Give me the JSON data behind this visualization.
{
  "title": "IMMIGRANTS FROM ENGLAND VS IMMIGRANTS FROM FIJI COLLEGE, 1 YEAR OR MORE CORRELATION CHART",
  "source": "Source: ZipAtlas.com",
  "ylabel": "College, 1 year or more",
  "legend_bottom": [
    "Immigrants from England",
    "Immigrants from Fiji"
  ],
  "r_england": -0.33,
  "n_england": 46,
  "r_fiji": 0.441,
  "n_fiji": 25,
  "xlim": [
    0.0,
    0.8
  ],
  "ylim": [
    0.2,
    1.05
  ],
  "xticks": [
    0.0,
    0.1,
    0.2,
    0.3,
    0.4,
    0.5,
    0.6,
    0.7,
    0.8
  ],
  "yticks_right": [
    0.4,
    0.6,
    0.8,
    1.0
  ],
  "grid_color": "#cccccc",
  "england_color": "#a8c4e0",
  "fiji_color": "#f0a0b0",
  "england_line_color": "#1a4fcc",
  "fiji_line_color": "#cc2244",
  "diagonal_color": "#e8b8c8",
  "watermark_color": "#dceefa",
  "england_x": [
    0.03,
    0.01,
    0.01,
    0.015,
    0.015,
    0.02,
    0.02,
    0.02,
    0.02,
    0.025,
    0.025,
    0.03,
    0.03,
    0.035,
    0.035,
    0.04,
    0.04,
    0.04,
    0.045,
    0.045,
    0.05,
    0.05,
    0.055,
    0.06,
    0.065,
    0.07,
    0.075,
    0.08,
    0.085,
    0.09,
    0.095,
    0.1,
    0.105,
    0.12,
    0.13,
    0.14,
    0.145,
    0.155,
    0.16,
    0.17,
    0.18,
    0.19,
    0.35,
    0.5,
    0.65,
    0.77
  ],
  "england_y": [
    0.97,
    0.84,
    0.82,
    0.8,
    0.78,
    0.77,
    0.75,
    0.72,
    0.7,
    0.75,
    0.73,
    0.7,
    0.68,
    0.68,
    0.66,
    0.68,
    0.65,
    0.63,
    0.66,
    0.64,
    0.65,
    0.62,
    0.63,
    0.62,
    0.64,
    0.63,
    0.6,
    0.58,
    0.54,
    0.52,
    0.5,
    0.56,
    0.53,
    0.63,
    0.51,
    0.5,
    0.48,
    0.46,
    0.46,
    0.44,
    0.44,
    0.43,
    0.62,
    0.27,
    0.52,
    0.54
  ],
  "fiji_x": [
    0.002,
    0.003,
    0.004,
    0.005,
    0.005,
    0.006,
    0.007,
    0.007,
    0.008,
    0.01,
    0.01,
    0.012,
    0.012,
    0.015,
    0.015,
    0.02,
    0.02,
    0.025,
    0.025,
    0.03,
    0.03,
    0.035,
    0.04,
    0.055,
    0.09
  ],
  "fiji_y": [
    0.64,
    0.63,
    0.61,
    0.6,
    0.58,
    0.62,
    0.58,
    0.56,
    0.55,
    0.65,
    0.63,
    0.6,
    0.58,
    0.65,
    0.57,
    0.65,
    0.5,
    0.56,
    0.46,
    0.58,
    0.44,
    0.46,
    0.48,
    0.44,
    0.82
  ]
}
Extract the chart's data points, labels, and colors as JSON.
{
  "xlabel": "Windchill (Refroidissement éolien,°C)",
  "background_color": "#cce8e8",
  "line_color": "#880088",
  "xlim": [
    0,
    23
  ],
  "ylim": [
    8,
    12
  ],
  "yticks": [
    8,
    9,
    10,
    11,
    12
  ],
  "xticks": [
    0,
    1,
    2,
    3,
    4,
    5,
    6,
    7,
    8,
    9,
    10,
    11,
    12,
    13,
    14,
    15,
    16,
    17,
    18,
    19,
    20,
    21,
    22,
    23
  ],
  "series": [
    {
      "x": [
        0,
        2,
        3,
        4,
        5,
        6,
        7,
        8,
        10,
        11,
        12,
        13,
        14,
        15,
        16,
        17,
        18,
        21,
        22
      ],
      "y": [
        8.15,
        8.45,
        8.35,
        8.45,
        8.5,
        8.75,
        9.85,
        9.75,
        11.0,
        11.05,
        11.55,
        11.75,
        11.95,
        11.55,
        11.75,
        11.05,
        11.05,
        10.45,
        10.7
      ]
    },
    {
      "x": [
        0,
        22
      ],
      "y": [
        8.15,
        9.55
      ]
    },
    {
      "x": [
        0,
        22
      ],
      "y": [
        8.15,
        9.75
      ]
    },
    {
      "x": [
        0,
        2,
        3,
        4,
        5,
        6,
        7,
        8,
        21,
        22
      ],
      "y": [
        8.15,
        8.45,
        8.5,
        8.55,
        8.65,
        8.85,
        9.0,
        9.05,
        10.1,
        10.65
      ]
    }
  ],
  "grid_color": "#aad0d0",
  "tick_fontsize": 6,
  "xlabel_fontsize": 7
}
---
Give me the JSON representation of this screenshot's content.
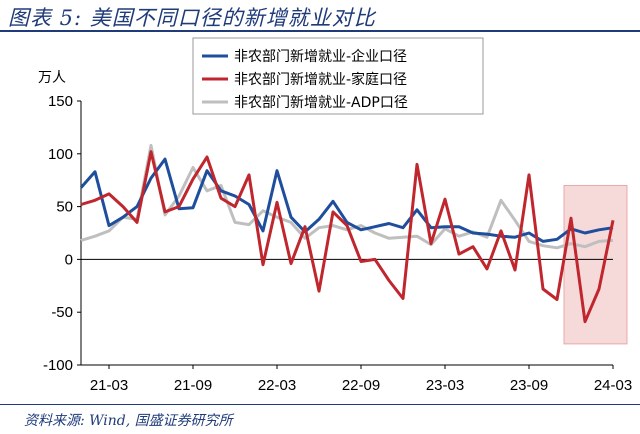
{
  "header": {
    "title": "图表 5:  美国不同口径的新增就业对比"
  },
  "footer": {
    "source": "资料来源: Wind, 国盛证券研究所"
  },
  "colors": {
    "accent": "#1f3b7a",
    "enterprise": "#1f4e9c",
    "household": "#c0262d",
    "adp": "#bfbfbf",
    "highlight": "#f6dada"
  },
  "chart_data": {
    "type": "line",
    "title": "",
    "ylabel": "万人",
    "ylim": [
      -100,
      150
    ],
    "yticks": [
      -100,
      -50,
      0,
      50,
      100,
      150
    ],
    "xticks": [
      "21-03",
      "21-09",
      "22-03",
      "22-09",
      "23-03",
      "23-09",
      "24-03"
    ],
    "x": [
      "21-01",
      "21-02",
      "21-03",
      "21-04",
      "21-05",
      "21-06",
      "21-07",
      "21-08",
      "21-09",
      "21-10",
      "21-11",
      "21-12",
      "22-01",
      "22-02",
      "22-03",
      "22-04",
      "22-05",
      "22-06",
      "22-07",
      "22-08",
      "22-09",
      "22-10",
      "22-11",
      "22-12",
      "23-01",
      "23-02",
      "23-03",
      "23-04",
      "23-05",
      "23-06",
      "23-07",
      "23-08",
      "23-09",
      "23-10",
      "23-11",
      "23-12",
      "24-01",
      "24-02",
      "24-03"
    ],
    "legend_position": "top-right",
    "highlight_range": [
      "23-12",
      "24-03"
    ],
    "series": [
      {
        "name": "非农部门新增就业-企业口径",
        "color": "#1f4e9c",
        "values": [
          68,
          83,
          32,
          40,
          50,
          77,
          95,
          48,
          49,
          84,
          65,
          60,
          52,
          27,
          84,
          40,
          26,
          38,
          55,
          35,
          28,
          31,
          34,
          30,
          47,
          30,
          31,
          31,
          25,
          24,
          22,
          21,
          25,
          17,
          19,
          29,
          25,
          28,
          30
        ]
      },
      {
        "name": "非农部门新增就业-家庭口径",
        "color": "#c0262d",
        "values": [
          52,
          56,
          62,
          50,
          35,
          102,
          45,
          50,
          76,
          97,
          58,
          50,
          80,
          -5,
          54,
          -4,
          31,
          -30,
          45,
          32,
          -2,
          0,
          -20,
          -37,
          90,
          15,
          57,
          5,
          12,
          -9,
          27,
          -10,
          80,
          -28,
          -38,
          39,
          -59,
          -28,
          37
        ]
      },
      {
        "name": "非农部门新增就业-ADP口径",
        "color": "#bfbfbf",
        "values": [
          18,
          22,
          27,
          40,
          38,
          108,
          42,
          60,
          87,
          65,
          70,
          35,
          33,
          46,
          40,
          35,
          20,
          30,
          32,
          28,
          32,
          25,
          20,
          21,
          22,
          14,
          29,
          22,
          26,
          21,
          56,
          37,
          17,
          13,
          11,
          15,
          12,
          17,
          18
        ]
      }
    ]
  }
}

#### Short exercise
Determine how many lines contain the word "source" and reply with that number alone.

#### The answer
2